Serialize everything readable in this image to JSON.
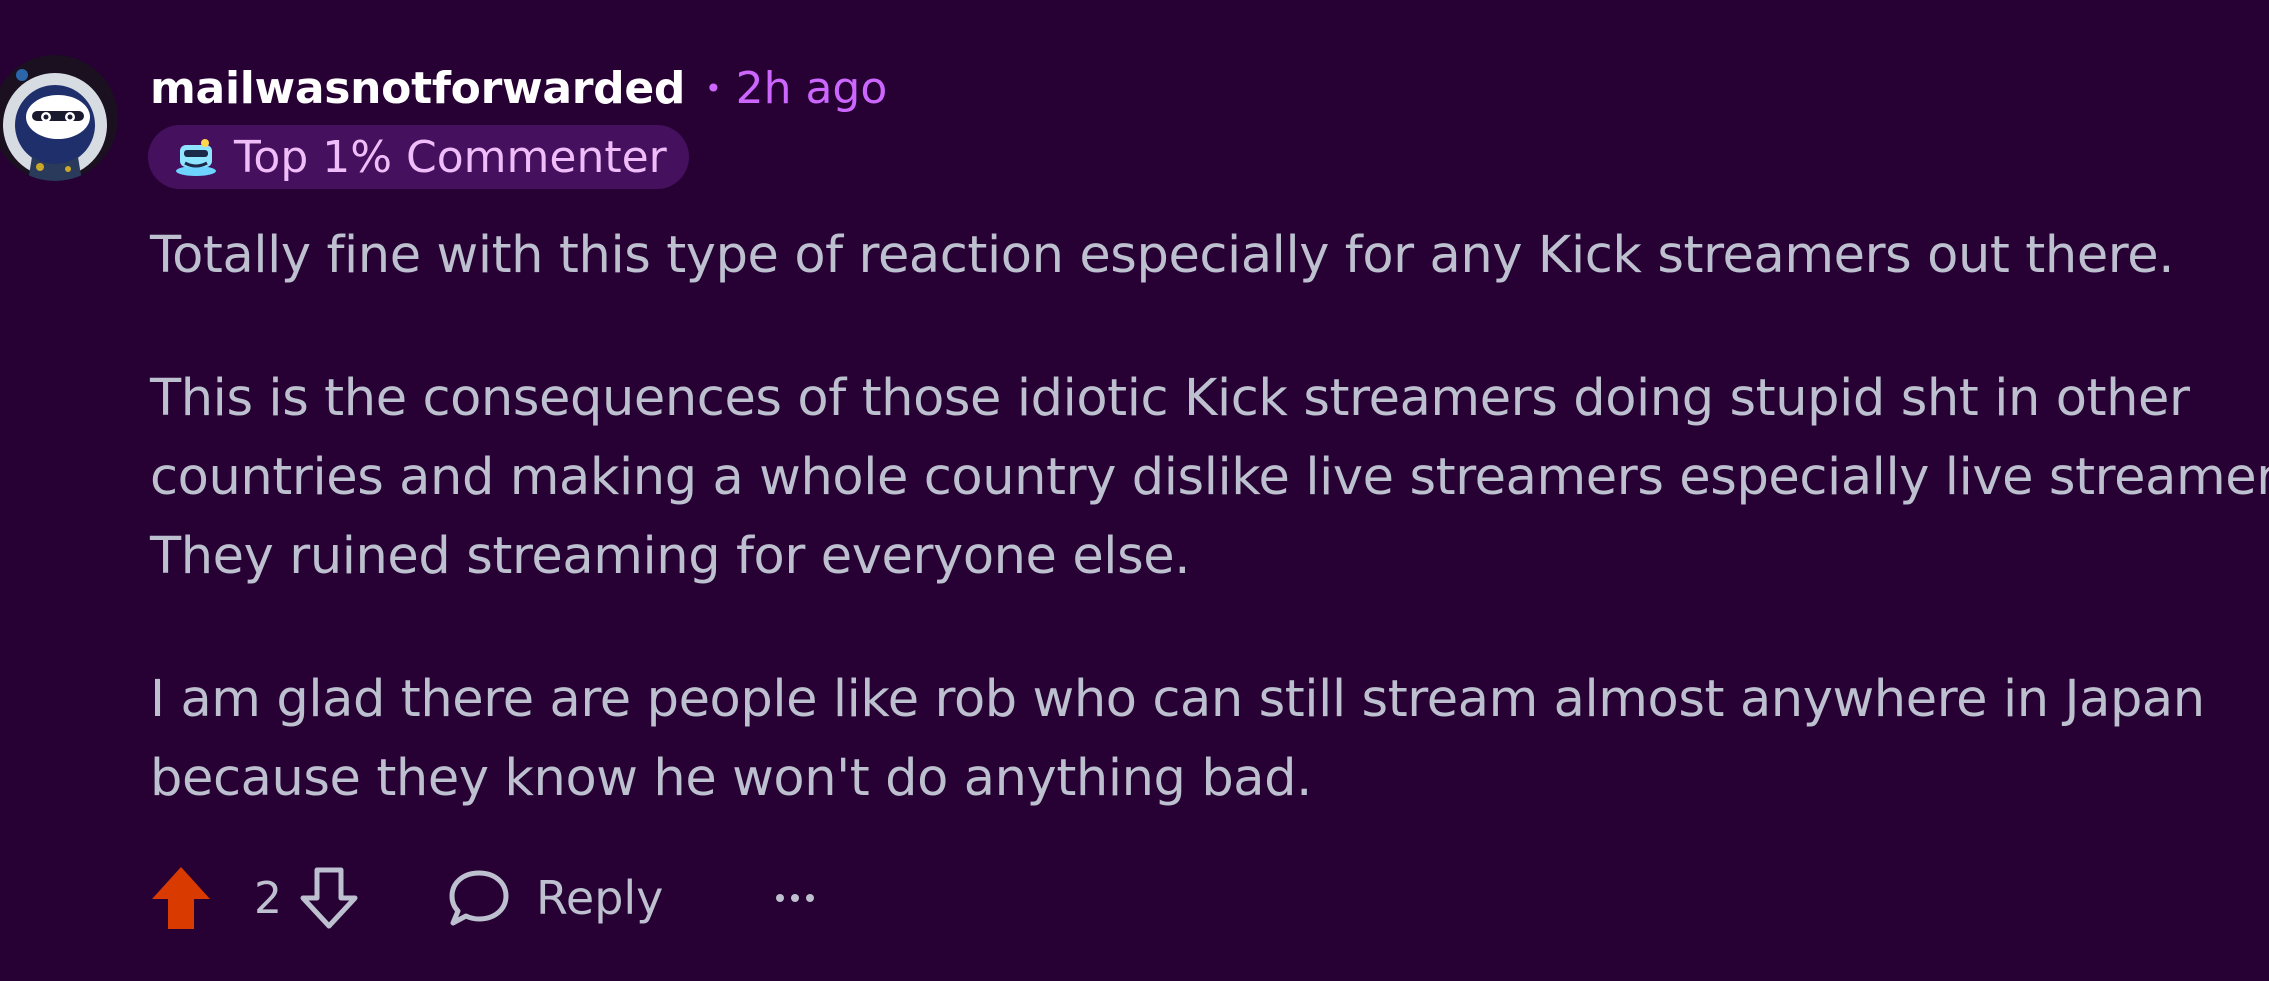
{
  "comment": {
    "author": "mailwasnotforwarded",
    "separator": "•",
    "time_ago": "2h ago",
    "badge": {
      "icon": "commenter-badge-icon",
      "label": "Top 1% Commenter"
    },
    "paragraphs": [
      "Totally fine with this type of reaction especially for any Kick streamers out there.",
      "This is the consequences of those idiotic Kick streamers doing stupid sht in other",
      "countries and making a whole country dislike live streamers especially live streamers.",
      "They ruined streaming for everyone else.",
      "I am glad there are people like rob who can still stream almost anywhere in Japan",
      "because they know he won't do anything bad."
    ],
    "actions": {
      "upvote_icon": "upvote-arrow-icon",
      "score": "2",
      "downvote_icon": "downvote-arrow-icon",
      "reply_icon": "speech-bubble-icon",
      "reply_label": "Reply",
      "more_icon": "ellipsis-icon"
    }
  },
  "colors": {
    "background": "#270134",
    "username": "#ffffff",
    "timestamp": "#cc66ff",
    "badge_background": "#45105e",
    "badge_text": "#f0bdf8",
    "body_text": "#bdc0cf",
    "upvote_active": "#d93a00"
  }
}
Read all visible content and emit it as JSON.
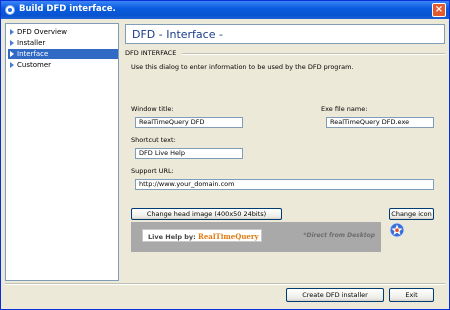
{
  "window": {
    "title": "Build DFD interface."
  },
  "tree": {
    "items": [
      {
        "label": "DFD Overview"
      },
      {
        "label": "Installer"
      },
      {
        "label": "Interface",
        "selected": true
      },
      {
        "label": "Customer"
      }
    ]
  },
  "header": {
    "title": "DFD - Interface -"
  },
  "section": {
    "label": "DFD INTERFACE",
    "description": "Use this dialog to enter information to be used by the DFD program."
  },
  "form": {
    "window_title_label": "Window title:",
    "window_title_value": "RealTimeQuery DFD",
    "exe_label": "Exe file name:",
    "exe_value": "RealTimeQuery DFD.exe",
    "shortcut_label": "Shortcut text:",
    "shortcut_value": "DFD Live Help",
    "support_label": "Support URL:",
    "support_value": "http://www.your_domain.com"
  },
  "buttons": {
    "change_head_image": "Change head image (400x50 24bits)",
    "change_icon": "Change icon",
    "create_installer": "Create DFD installer",
    "exit": "Exit"
  },
  "banner": {
    "live_help": "Live Help by:",
    "brand": "RealTimeQuery",
    "note": "*Direct from Desktop"
  },
  "colors": {
    "selection": "#316ac5",
    "titlebar": "#0a5ce0",
    "brand": "#e07a10"
  }
}
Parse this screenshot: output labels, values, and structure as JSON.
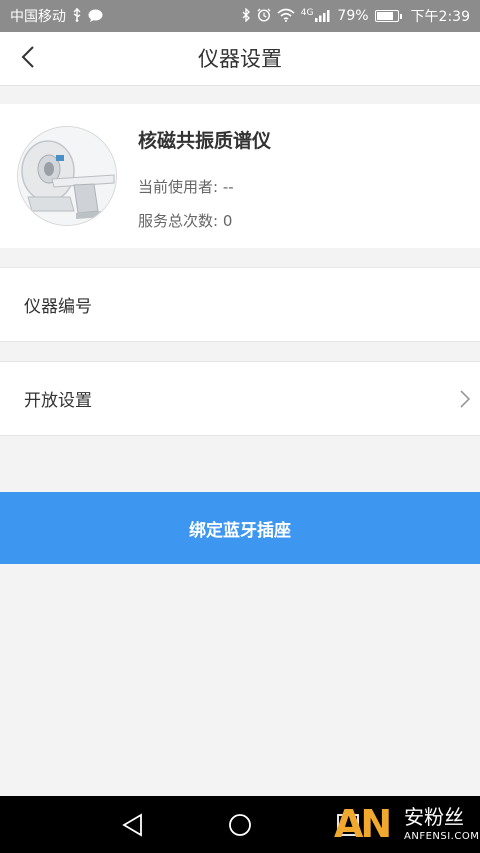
{
  "status_bar": {
    "carrier": "中国移动",
    "network": "4G",
    "battery": "79%",
    "time": "下午2:39",
    "icons": [
      "usb-icon",
      "chat-icon",
      "bluetooth-icon",
      "alarm-icon",
      "wifi-icon",
      "signal-icon",
      "battery-icon"
    ]
  },
  "header": {
    "title": "仪器设置",
    "back_icon": "chevron-left-icon"
  },
  "device": {
    "name": "核磁共振质谱仪",
    "current_user": "当前使用者: --",
    "service_count": "服务总次数: 0",
    "image": "nmr-instrument-photo"
  },
  "settings": {
    "serial_label": "仪器编号",
    "open_settings_label": "开放设置"
  },
  "actions": {
    "bind_label": "绑定蓝牙插座"
  },
  "system_nav": {
    "back": "back-triangle-icon",
    "home": "home-circle-icon",
    "recent": "recent-square-icon"
  },
  "watermark": {
    "logo": "AN",
    "cn": "安粉丝",
    "en": "ANFENSI.COM"
  },
  "colors": {
    "status_bar": "#8c8c8c",
    "primary": "#3d96f0",
    "background": "#f3f3f3",
    "watermark": "#f0a92e"
  }
}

_Given request_: Generate a word-for-word copy of the preceding records, excluding all pictures.

_Full solution_:
Serialize everything readable in this image to JSON.
{
  "comment": {
    "author": "mailwasnotforwarded",
    "separator": "•",
    "time_ago": "2h ago",
    "badge": {
      "icon": "commenter-badge-icon",
      "label": "Top 1% Commenter"
    },
    "paragraphs": [
      "Totally fine with this type of reaction especially for any Kick streamers out there.",
      "This is the consequences of those idiotic Kick streamers doing stupid sht in other",
      "countries and making a whole country dislike live streamers especially live streamers.",
      "They ruined streaming for everyone else.",
      "I am glad there are people like rob who can still stream almost anywhere in Japan",
      "because they know he won't do anything bad."
    ],
    "actions": {
      "upvote_icon": "upvote-arrow-icon",
      "score": "2",
      "downvote_icon": "downvote-arrow-icon",
      "reply_icon": "speech-bubble-icon",
      "reply_label": "Reply",
      "more_icon": "ellipsis-icon"
    }
  },
  "colors": {
    "background": "#270134",
    "username": "#ffffff",
    "timestamp": "#cc66ff",
    "badge_background": "#45105e",
    "badge_text": "#f0bdf8",
    "body_text": "#bdc0cf",
    "upvote_active": "#d93a00"
  }
}
Read all visible content and emit it as JSON.
{
  "window": {
    "title": "Build DFD interface."
  },
  "tree": {
    "items": [
      {
        "label": "DFD Overview"
      },
      {
        "label": "Installer"
      },
      {
        "label": "Interface",
        "selected": true
      },
      {
        "label": "Customer"
      }
    ]
  },
  "header": {
    "title": "DFD - Interface -"
  },
  "section": {
    "label": "DFD INTERFACE",
    "description": "Use this dialog to enter information to be used by the DFD program."
  },
  "form": {
    "window_title_label": "Window title:",
    "window_title_value": "RealTimeQuery DFD",
    "exe_label": "Exe file name:",
    "exe_value": "RealTimeQuery DFD.exe",
    "shortcut_label": "Shortcut text:",
    "shortcut_value": "DFD Live Help",
    "support_label": "Support URL:",
    "support_value": "http://www.your_domain.com"
  },
  "buttons": {
    "change_head_image": "Change head image (400x50 24bits)",
    "change_icon": "Change icon",
    "create_installer": "Create DFD installer",
    "exit": "Exit"
  },
  "banner": {
    "live_help": "Live Help by:",
    "brand": "RealTimeQuery",
    "note": "*Direct from Desktop"
  },
  "colors": {
    "selection": "#316ac5",
    "titlebar": "#0a5ce0",
    "brand": "#e07a10"
  }
}
Parse this screenshot: output labels, values, and structure as JSON.
{
  "status_bar": {
    "carrier": "中国移动",
    "network": "4G",
    "battery": "79%",
    "time": "下午2:39",
    "icons": [
      "usb-icon",
      "chat-icon",
      "bluetooth-icon",
      "alarm-icon",
      "wifi-icon",
      "signal-icon",
      "battery-icon"
    ]
  },
  "header": {
    "title": "仪器设置",
    "back_icon": "chevron-left-icon"
  },
  "device": {
    "name": "核磁共振质谱仪",
    "current_user": "当前使用者: --",
    "service_count": "服务总次数: 0",
    "image": "nmr-instrument-photo"
  },
  "settings": {
    "serial_label": "仪器编号",
    "open_settings_label": "开放设置"
  },
  "actions": {
    "bind_label": "绑定蓝牙插座"
  },
  "system_nav": {
    "back": "back-triangle-icon",
    "home": "home-circle-icon",
    "recent": "recent-square-icon"
  },
  "watermark": {
    "logo": "AN",
    "cn": "安粉丝",
    "en": "ANFENSI.COM"
  },
  "colors": {
    "status_bar": "#8c8c8c",
    "primary": "#3d96f0",
    "background": "#f3f3f3",
    "watermark": "#f0a92e"
  }
}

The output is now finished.